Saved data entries
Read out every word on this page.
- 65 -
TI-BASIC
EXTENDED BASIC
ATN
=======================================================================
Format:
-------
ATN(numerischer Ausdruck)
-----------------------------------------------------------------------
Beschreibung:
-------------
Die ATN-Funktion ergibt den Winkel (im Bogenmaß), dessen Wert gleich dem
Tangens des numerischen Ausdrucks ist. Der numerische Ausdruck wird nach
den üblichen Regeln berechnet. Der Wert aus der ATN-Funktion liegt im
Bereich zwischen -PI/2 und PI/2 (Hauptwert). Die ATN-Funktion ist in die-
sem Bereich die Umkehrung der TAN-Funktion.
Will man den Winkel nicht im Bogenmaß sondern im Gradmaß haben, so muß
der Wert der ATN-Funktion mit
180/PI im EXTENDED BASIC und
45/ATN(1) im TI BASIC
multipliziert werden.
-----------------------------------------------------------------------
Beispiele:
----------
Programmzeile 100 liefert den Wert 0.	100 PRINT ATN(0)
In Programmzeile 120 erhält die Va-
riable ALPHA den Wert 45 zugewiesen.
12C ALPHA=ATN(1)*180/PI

* * *

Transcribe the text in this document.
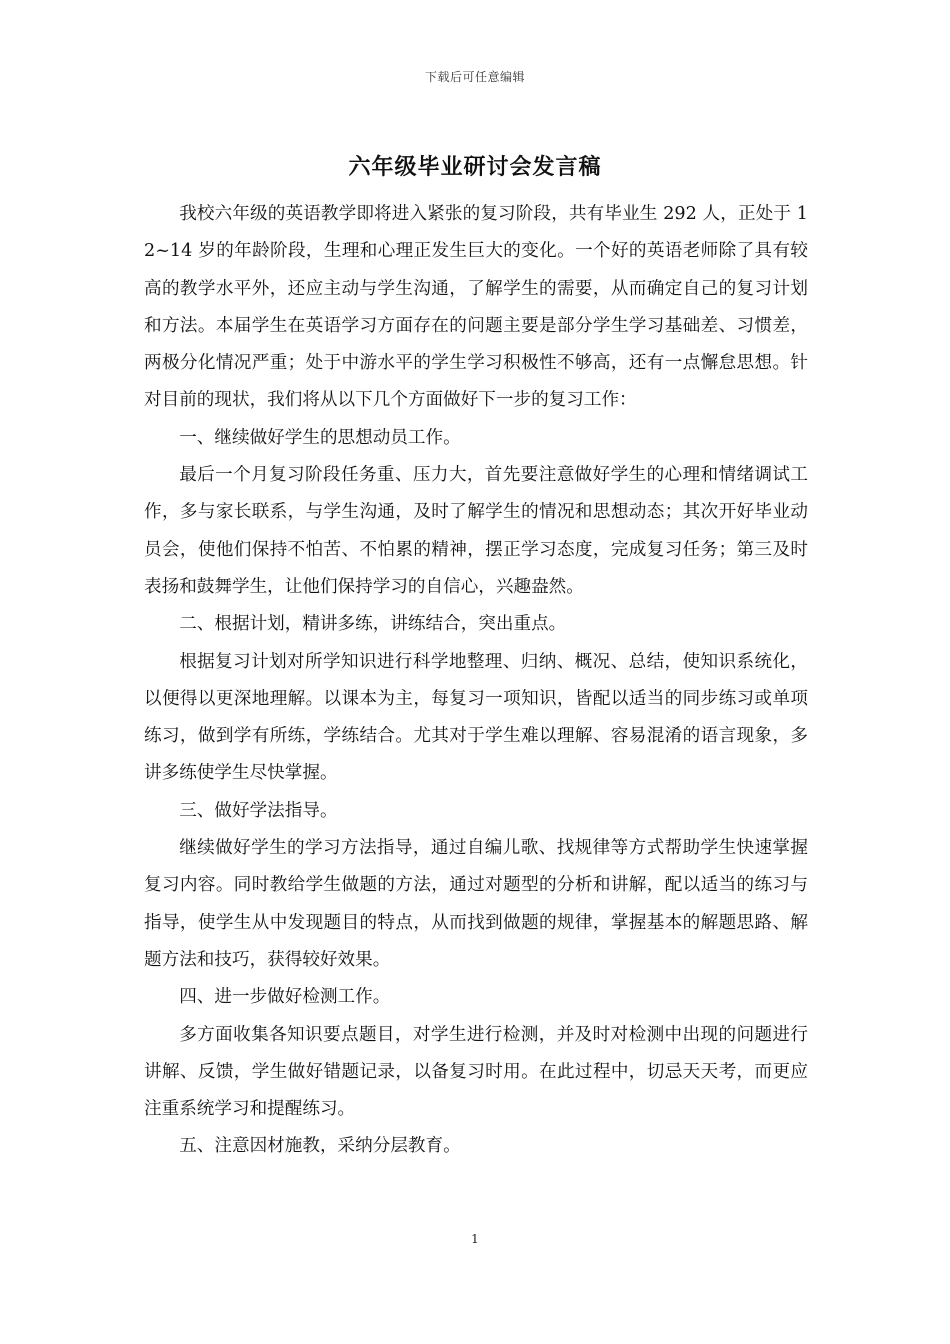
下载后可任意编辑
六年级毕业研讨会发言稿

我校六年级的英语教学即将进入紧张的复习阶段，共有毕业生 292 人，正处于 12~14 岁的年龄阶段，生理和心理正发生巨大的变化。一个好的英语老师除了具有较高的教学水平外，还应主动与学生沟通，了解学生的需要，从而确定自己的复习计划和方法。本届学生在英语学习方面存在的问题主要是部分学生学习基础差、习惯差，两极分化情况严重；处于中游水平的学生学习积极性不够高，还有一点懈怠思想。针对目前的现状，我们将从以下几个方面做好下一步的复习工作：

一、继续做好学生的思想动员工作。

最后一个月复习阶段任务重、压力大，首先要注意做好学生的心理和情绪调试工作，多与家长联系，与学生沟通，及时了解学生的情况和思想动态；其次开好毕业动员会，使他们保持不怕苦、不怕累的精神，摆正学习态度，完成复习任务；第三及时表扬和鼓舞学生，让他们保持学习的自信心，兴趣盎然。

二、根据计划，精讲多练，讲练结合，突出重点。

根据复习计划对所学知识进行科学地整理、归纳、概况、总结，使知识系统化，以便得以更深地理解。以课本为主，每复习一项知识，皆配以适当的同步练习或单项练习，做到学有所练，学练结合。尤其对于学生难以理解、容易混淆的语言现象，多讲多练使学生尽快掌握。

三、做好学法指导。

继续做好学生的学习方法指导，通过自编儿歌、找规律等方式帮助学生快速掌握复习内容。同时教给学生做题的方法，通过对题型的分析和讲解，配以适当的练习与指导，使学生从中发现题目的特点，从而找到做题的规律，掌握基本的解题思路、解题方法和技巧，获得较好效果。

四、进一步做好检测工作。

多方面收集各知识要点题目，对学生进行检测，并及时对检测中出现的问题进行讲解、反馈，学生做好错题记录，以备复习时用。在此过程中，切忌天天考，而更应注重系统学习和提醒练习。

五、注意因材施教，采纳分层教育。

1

==

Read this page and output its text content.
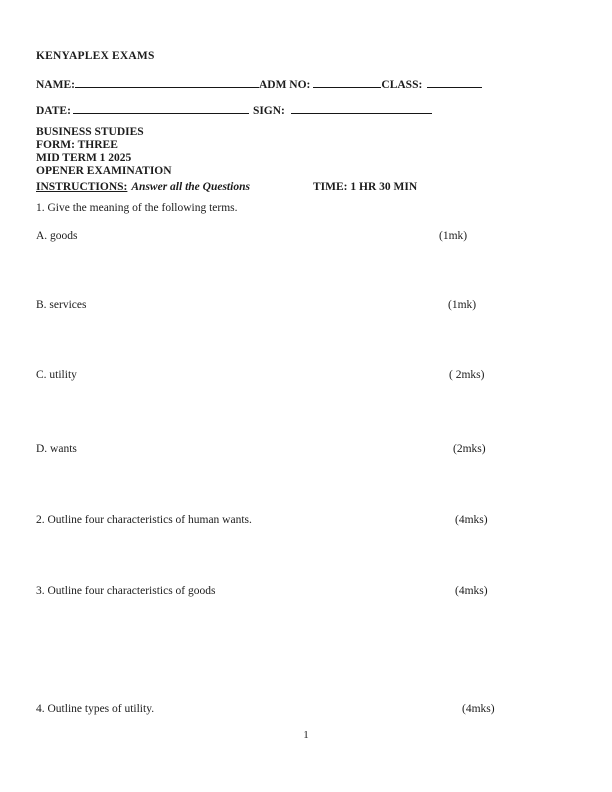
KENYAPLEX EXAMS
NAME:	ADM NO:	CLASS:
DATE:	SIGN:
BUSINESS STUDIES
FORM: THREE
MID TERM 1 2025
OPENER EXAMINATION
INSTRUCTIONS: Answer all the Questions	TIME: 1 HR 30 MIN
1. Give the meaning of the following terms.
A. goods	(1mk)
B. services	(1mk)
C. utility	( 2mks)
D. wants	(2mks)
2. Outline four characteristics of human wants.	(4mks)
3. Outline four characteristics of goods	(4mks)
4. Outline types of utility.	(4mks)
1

### [INSTRUCTIONS TO FOLLOW]
From the records above, pull out each line that has "ALPHA".

### [FINAL ANSWER]
riable ALPHA den Wert 45 zugewiesen.
12C ALPHA=ATN(1)*180/PI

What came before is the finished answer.